Retype the passage about the TESS exoplanet mission word for word, from start to finish.

• [TEXT PASSAGE]:
** begin **

Image: TESS’s primary goal would be to identify terrestrial planets orbiting nearby stars. Credit: MIT Kavli Institute for Astrophysics & Space Research.

“The TESS legacy,” says Ricker, “will be a catalog of the nearest and brightest main-sequence stars hosting transiting exoplanets, which will forever be the most favorable targets for detailed investigations.” That makes the $200 million funding for this bird money well spent. In an interview on the Kavli Foundation site, Ricker adds that the interactions of multiple planets as they orbit their host star, spotted through transit timing variations, can aid the search:

Measuring transit time variations is particularly important because if you find a large Neptune- or Saturn-sized planet that appears to be tugged a little bit, you can make an estimate of how massive the planet is that is actually doing the tugging. Measuring transit time variations, which is a technique enabled by Kepler data, is a bit like successively unnesting a Russian matryoshka doll – you go a few layers down and you can find smaller and smaller planets in the system. That’s one of the things that doing transit time variations, during the TESS mission, will enable us to do.

** end **

• [DATA EXTRACT]:
** begin **

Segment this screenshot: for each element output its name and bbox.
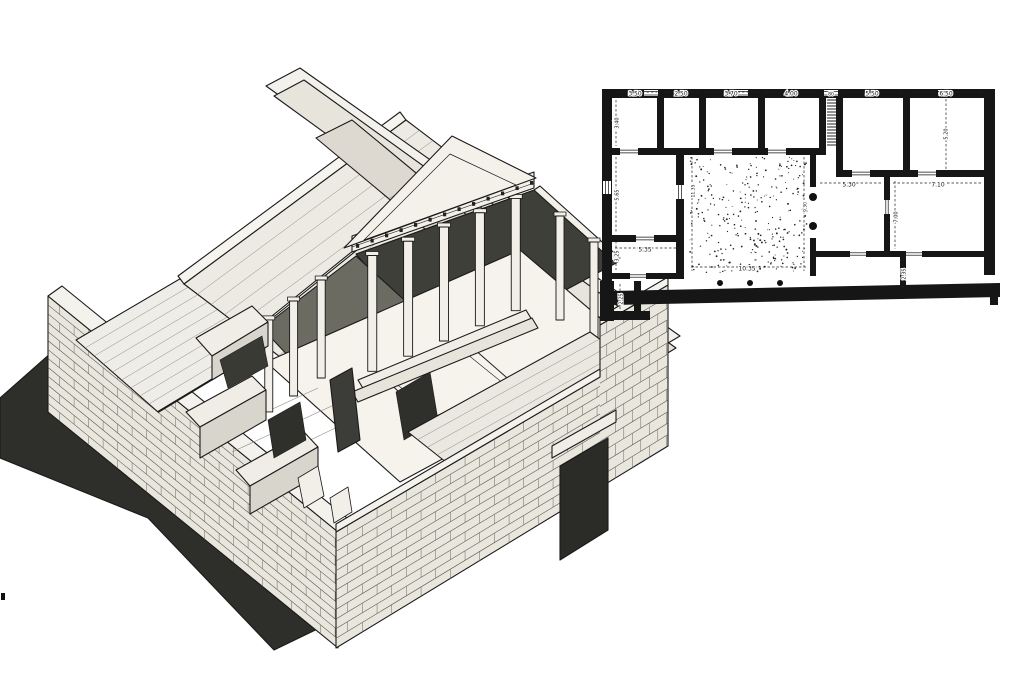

** end **

• [PROBLEM SOLUTION]:
Image: TESS’s primary goal would be to identify terrestrial planets orbiting nearby stars. Credit: MIT Kavli Institute for Astrophysics & Space Research.

“The TESS legacy,” says Ricker, “will be a catalog of the nearest and brightest main-sequence stars hosting transiting exoplanets, which will forever be the most favorable targets for detailed investigations.” That makes the $200 million funding for this bird money well spent. In an interview on the Kavli Foundation site, Ricker adds that the interactions of multiple planets as they orbit their host star, spotted through transit timing variations, can aid the search:

Measuring transit time variations is particularly important because if you find a large Neptune- or Saturn-sized planet that appears to be tugged a little bit, you can make an estimate of how massive the planet is that is actually doing the tugging. Measuring transit time variations, which is a technique enabled by Kepler data, is a bit like successively unnesting a Russian matryoshka doll – you go a few layers down and you can find smaller and smaller planets in the system. That’s one of the things that doing transit time variations, during the TESS mission, will enable us to do.